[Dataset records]
━━━━━━━━
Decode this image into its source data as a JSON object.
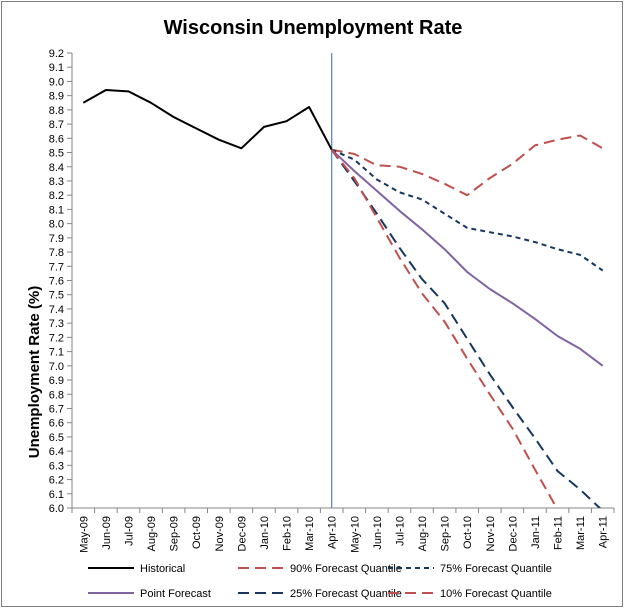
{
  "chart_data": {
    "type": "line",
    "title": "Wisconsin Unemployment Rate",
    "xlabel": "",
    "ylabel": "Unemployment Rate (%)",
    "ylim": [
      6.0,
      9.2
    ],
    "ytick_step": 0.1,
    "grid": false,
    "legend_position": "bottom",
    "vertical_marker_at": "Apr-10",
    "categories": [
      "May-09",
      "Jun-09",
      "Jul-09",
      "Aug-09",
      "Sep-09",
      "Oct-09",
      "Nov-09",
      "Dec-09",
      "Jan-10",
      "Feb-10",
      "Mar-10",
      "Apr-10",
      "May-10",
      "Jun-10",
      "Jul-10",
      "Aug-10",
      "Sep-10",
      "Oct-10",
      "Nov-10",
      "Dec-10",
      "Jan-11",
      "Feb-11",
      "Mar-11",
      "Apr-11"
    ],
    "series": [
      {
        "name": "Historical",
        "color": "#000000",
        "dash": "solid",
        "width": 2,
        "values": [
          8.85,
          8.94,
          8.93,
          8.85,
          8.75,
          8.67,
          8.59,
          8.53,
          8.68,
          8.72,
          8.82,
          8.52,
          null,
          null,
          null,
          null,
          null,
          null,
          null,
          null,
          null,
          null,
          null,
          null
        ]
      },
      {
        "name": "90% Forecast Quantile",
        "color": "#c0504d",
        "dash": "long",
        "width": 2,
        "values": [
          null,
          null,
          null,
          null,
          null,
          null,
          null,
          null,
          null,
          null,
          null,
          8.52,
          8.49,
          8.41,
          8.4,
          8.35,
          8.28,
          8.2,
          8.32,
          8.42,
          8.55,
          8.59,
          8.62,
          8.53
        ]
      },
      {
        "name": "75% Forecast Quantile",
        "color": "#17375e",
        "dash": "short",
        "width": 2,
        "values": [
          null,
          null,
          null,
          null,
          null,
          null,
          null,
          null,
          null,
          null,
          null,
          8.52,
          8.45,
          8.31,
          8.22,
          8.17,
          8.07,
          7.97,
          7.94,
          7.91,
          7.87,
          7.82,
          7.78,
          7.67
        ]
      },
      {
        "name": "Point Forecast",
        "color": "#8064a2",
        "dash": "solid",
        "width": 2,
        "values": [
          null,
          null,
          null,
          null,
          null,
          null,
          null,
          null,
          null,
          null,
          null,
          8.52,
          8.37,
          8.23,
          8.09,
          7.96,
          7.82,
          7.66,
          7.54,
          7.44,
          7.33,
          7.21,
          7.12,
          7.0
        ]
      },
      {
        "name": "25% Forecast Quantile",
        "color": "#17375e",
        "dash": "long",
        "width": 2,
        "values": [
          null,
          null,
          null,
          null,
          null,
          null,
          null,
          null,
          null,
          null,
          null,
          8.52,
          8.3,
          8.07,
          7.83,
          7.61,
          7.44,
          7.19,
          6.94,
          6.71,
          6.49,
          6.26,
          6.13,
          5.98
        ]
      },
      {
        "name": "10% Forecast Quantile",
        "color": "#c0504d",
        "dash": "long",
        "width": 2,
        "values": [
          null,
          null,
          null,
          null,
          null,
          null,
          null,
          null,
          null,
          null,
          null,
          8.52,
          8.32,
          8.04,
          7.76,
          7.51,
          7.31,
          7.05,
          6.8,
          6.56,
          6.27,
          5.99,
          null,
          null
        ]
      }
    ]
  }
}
━━━━━━━━
§ **Task statement**
Working from the material above, transcribe it exactly while omitting pictures.

§ **Completed task**
Decode this image into its source data as a JSON object.
{
  "chart_data": {
    "type": "line",
    "title": "Wisconsin Unemployment Rate",
    "xlabel": "",
    "ylabel": "Unemployment Rate (%)",
    "ylim": [
      6.0,
      9.2
    ],
    "ytick_step": 0.1,
    "grid": false,
    "legend_position": "bottom",
    "vertical_marker_at": "Apr-10",
    "categories": [
      "May-09",
      "Jun-09",
      "Jul-09",
      "Aug-09",
      "Sep-09",
      "Oct-09",
      "Nov-09",
      "Dec-09",
      "Jan-10",
      "Feb-10",
      "Mar-10",
      "Apr-10",
      "May-10",
      "Jun-10",
      "Jul-10",
      "Aug-10",
      "Sep-10",
      "Oct-10",
      "Nov-10",
      "Dec-10",
      "Jan-11",
      "Feb-11",
      "Mar-11",
      "Apr-11"
    ],
    "series": [
      {
        "name": "Historical",
        "color": "#000000",
        "dash": "solid",
        "width": 2,
        "values": [
          8.85,
          8.94,
          8.93,
          8.85,
          8.75,
          8.67,
          8.59,
          8.53,
          8.68,
          8.72,
          8.82,
          8.52,
          null,
          null,
          null,
          null,
          null,
          null,
          null,
          null,
          null,
          null,
          null,
          null
        ]
      },
      {
        "name": "90% Forecast Quantile",
        "color": "#c0504d",
        "dash": "long",
        "width": 2,
        "values": [
          null,
          null,
          null,
          null,
          null,
          null,
          null,
          null,
          null,
          null,
          null,
          8.52,
          8.49,
          8.41,
          8.4,
          8.35,
          8.28,
          8.2,
          8.32,
          8.42,
          8.55,
          8.59,
          8.62,
          8.53
        ]
      },
      {
        "name": "75% Forecast Quantile",
        "color": "#17375e",
        "dash": "short",
        "width": 2,
        "values": [
          null,
          null,
          null,
          null,
          null,
          null,
          null,
          null,
          null,
          null,
          null,
          8.52,
          8.45,
          8.31,
          8.22,
          8.17,
          8.07,
          7.97,
          7.94,
          7.91,
          7.87,
          7.82,
          7.78,
          7.67
        ]
      },
      {
        "name": "Point Forecast",
        "color": "#8064a2",
        "dash": "solid",
        "width": 2,
        "values": [
          null,
          null,
          null,
          null,
          null,
          null,
          null,
          null,
          null,
          null,
          null,
          8.52,
          8.37,
          8.23,
          8.09,
          7.96,
          7.82,
          7.66,
          7.54,
          7.44,
          7.33,
          7.21,
          7.12,
          7.0
        ]
      },
      {
        "name": "25% Forecast Quantile",
        "color": "#17375e",
        "dash": "long",
        "width": 2,
        "values": [
          null,
          null,
          null,
          null,
          null,
          null,
          null,
          null,
          null,
          null,
          null,
          8.52,
          8.3,
          8.07,
          7.83,
          7.61,
          7.44,
          7.19,
          6.94,
          6.71,
          6.49,
          6.26,
          6.13,
          5.98
        ]
      },
      {
        "name": "10% Forecast Quantile",
        "color": "#c0504d",
        "dash": "long",
        "width": 2,
        "values": [
          null,
          null,
          null,
          null,
          null,
          null,
          null,
          null,
          null,
          null,
          null,
          8.52,
          8.32,
          8.04,
          7.76,
          7.51,
          7.31,
          7.05,
          6.8,
          6.56,
          6.27,
          5.99,
          null,
          null
        ]
      }
    ]
  }
}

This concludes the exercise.